Task directions:
Don't copy the pictures; return every other part of the records exactly.

(Raw records)
----------------
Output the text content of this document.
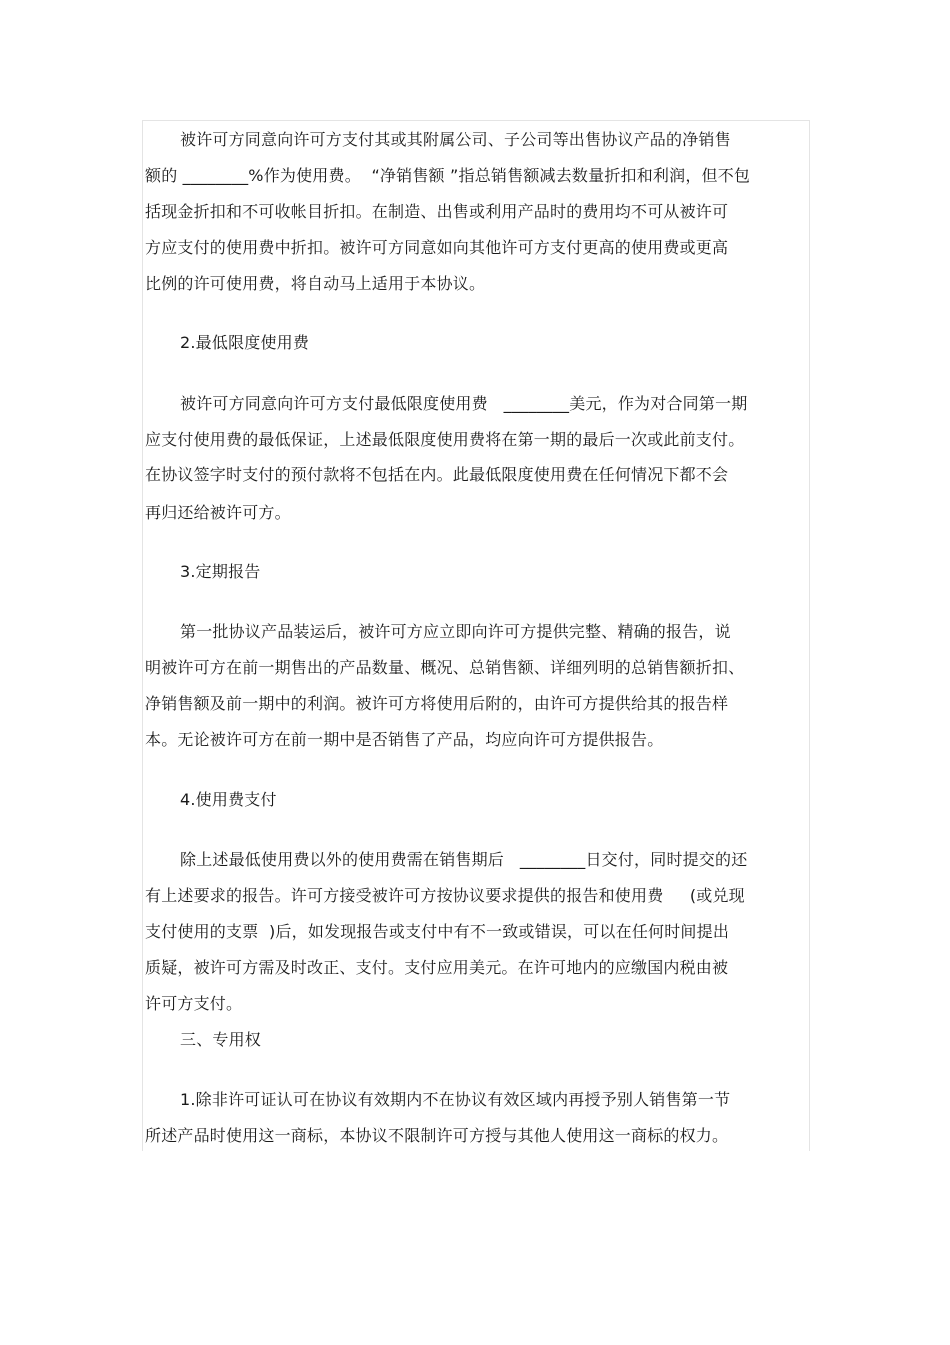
被许可方同意向许可方支付其或其附属公司、子公司等出售协议产品的净销售
额的 ________%作为使用费。  “净销售额 ”指总销售额减去数量折扣和利润，但不包
括现金折扣和不可收帐目折扣。在制造、出售或利用产品时的费用均不可从被许可
方应支付的使用费中折扣。被许可方同意如向其他许可方支付更高的使用费或更高
比例的许可使用费，将自动马上适用于本协议。
2.最低限度使用费
被许可方同意向许可方支付最低限度使用费   ________美元，作为对合同第一期
应支付使用费的最低保证，上述最低限度使用费将在第一期的最后一次或此前支付。
在协议签字时支付的预付款将不包括在内。此最低限度使用费在任何情况下都不会
再归还给被许可方。
3.定期报告
第一批协议产品装运后，被许可方应立即向许可方提供完整、精确的报告，说
明被许可方在前一期售出的产品数量、概况、总销售额、详细列明的总销售额折扣、
净销售额及前一期中的利润。被许可方将使用后附的，由许可方提供给其的报告样
本。无论被许可方在前一期中是否销售了产品，均应向许可方提供报告。
4.使用费支付
除上述最低使用费以外的使用费需在销售期后   ________日交付，同时提交的还
有上述要求的报告。许可方接受被许可方按协议要求提供的报告和使用费     (或兑现
支付使用的支票  )后，如发现报告或支付中有不一致或错误，可以在任何时间提出
质疑，被许可方需及时改正、支付。支付应用美元。在许可地内的应缴国内税由被
许可方支付。
三、专用权
1.除非许可证认可在协议有效期内不在协议有效区域内再授予别人销售第一节
所述产品时使用这一商标，本协议不限制许可方授与其他人使用这一商标的权力。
----------------
Expected answer:
Output the text content of this document.
被许可方同意向许可方支付其或其附属公司、子公司等出售协议产品的净销售
额的 ________%作为使用费。  “净销售额 ”指总销售额减去数量折扣和利润，但不包
括现金折扣和不可收帐目折扣。在制造、出售或利用产品时的费用均不可从被许可
方应支付的使用费中折扣。被许可方同意如向其他许可方支付更高的使用费或更高
比例的许可使用费，将自动马上适用于本协议。
2.最低限度使用费
被许可方同意向许可方支付最低限度使用费   ________美元，作为对合同第一期
应支付使用费的最低保证，上述最低限度使用费将在第一期的最后一次或此前支付。
在协议签字时支付的预付款将不包括在内。此最低限度使用费在任何情况下都不会
再归还给被许可方。
3.定期报告
第一批协议产品装运后，被许可方应立即向许可方提供完整、精确的报告，说
明被许可方在前一期售出的产品数量、概况、总销售额、详细列明的总销售额折扣、
净销售额及前一期中的利润。被许可方将使用后附的，由许可方提供给其的报告样
本。无论被许可方在前一期中是否销售了产品，均应向许可方提供报告。
4.使用费支付
除上述最低使用费以外的使用费需在销售期后   ________日交付，同时提交的还
有上述要求的报告。许可方接受被许可方按协议要求提供的报告和使用费     (或兑现
支付使用的支票  )后，如发现报告或支付中有不一致或错误，可以在任何时间提出
质疑，被许可方需及时改正、支付。支付应用美元。在许可地内的应缴国内税由被
许可方支付。
三、专用权
1.除非许可证认可在协议有效期内不在协议有效区域内再授予别人销售第一节
所述产品时使用这一商标，本协议不限制许可方授与其他人使用这一商标的权力。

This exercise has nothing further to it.